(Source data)
========================================================================

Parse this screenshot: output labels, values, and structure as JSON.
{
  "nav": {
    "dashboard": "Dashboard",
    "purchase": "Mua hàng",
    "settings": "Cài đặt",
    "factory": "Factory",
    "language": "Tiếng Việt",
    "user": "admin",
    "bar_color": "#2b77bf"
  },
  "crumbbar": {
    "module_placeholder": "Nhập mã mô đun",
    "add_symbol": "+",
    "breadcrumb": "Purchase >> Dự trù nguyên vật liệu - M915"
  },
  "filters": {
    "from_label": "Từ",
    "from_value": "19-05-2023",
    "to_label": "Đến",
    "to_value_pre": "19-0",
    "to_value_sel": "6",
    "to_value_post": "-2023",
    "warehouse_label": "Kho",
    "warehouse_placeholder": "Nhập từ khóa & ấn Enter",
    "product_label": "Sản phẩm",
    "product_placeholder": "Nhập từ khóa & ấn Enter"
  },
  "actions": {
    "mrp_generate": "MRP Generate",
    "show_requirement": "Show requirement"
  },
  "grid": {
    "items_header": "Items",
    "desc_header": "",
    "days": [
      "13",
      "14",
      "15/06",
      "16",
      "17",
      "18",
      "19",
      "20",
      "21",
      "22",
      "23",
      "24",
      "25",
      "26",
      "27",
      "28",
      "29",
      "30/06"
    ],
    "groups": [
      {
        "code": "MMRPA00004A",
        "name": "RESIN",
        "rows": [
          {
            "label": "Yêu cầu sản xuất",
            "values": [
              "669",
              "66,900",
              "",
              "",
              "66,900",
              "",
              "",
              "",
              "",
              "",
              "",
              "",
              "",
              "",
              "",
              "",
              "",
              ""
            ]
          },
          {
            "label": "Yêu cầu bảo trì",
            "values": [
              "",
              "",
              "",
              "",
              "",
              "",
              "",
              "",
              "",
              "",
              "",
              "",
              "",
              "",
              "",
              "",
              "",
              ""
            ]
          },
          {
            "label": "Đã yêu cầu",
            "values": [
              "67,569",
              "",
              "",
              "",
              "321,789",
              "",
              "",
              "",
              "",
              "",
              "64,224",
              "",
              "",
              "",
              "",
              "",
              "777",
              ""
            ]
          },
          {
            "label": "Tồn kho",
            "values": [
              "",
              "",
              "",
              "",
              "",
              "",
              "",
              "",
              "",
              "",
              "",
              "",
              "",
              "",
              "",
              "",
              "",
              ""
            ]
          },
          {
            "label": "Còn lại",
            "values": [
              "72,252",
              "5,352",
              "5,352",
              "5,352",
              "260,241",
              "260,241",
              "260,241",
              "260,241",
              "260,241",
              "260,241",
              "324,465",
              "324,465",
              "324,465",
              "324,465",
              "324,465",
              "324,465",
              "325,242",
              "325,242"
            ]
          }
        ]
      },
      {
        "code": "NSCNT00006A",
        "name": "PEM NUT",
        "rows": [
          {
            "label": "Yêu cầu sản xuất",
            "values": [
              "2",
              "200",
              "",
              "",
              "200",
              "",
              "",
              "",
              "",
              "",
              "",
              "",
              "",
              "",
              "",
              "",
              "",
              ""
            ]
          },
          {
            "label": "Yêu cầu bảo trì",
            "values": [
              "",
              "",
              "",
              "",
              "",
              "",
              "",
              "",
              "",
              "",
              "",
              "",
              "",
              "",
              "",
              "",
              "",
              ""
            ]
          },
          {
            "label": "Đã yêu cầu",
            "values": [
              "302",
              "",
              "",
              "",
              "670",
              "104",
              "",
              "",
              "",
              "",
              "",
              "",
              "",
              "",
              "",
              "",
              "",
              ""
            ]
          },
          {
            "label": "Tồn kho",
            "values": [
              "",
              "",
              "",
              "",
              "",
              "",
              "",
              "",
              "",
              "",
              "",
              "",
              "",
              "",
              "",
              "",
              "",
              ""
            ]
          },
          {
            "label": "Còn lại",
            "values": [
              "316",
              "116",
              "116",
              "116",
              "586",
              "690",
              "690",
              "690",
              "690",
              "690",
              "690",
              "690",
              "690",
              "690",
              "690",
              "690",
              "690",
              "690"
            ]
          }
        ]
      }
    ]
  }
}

========================================================================

_PROBLEM_
The entries above must be returned in full, exactly as shown.

_SOLUTION FOR THIS EXERCISE_
Parse this screenshot: output labels, values, and structure as JSON.
{
  "nav": {
    "dashboard": "Dashboard",
    "purchase": "Mua hàng",
    "settings": "Cài đặt",
    "factory": "Factory",
    "language": "Tiếng Việt",
    "user": "admin",
    "bar_color": "#2b77bf"
  },
  "crumbbar": {
    "module_placeholder": "Nhập mã mô đun",
    "add_symbol": "+",
    "breadcrumb": "Purchase >> Dự trù nguyên vật liệu - M915"
  },
  "filters": {
    "from_label": "Từ",
    "from_value": "19-05-2023",
    "to_label": "Đến",
    "to_value_pre": "19-0",
    "to_value_sel": "6",
    "to_value_post": "-2023",
    "warehouse_label": "Kho",
    "warehouse_placeholder": "Nhập từ khóa & ấn Enter",
    "product_label": "Sản phẩm",
    "product_placeholder": "Nhập từ khóa & ấn Enter"
  },
  "actions": {
    "mrp_generate": "MRP Generate",
    "show_requirement": "Show requirement"
  },
  "grid": {
    "items_header": "Items",
    "desc_header": "",
    "days": [
      "13",
      "14",
      "15/06",
      "16",
      "17",
      "18",
      "19",
      "20",
      "21",
      "22",
      "23",
      "24",
      "25",
      "26",
      "27",
      "28",
      "29",
      "30/06"
    ],
    "groups": [
      {
        "code": "MMRPA00004A",
        "name": "RESIN",
        "rows": [
          {
            "label": "Yêu cầu sản xuất",
            "values": [
              "669",
              "66,900",
              "",
              "",
              "66,900",
              "",
              "",
              "",
              "",
              "",
              "",
              "",
              "",
              "",
              "",
              "",
              "",
              ""
            ]
          },
          {
            "label": "Yêu cầu bảo trì",
            "values": [
              "",
              "",
              "",
              "",
              "",
              "",
              "",
              "",
              "",
              "",
              "",
              "",
              "",
              "",
              "",
              "",
              "",
              ""
            ]
          },
          {
            "label": "Đã yêu cầu",
            "values": [
              "67,569",
              "",
              "",
              "",
              "321,789",
              "",
              "",
              "",
              "",
              "",
              "64,224",
              "",
              "",
              "",
              "",
              "",
              "777",
              ""
            ]
          },
          {
            "label": "Tồn kho",
            "values": [
              "",
              "",
              "",
              "",
              "",
              "",
              "",
              "",
              "",
              "",
              "",
              "",
              "",
              "",
              "",
              "",
              "",
              ""
            ]
          },
          {
            "label": "Còn lại",
            "values": [
              "72,252",
              "5,352",
              "5,352",
              "5,352",
              "260,241",
              "260,241",
              "260,241",
              "260,241",
              "260,241",
              "260,241",
              "324,465",
              "324,465",
              "324,465",
              "324,465",
              "324,465",
              "324,465",
              "325,242",
              "325,242"
            ]
          }
        ]
      },
      {
        "code": "NSCNT00006A",
        "name": "PEM NUT",
        "rows": [
          {
            "label": "Yêu cầu sản xuất",
            "values": [
              "2",
              "200",
              "",
              "",
              "200",
              "",
              "",
              "",
              "",
              "",
              "",
              "",
              "",
              "",
              "",
              "",
              "",
              ""
            ]
          },
          {
            "label": "Yêu cầu bảo trì",
            "values": [
              "",
              "",
              "",
              "",
              "",
              "",
              "",
              "",
              "",
              "",
              "",
              "",
              "",
              "",
              "",
              "",
              "",
              ""
            ]
          },
          {
            "label": "Đã yêu cầu",
            "values": [
              "302",
              "",
              "",
              "",
              "670",
              "104",
              "",
              "",
              "",
              "",
              "",
              "",
              "",
              "",
              "",
              "",
              "",
              ""
            ]
          },
          {
            "label": "Tồn kho",
            "values": [
              "",
              "",
              "",
              "",
              "",
              "",
              "",
              "",
              "",
              "",
              "",
              "",
              "",
              "",
              "",
              "",
              "",
              ""
            ]
          },
          {
            "label": "Còn lại",
            "values": [
              "316",
              "116",
              "116",
              "116",
              "586",
              "690",
              "690",
              "690",
              "690",
              "690",
              "690",
              "690",
              "690",
              "690",
              "690",
              "690",
              "690",
              "690"
            ]
          }
        ]
      }
    ]
  }
}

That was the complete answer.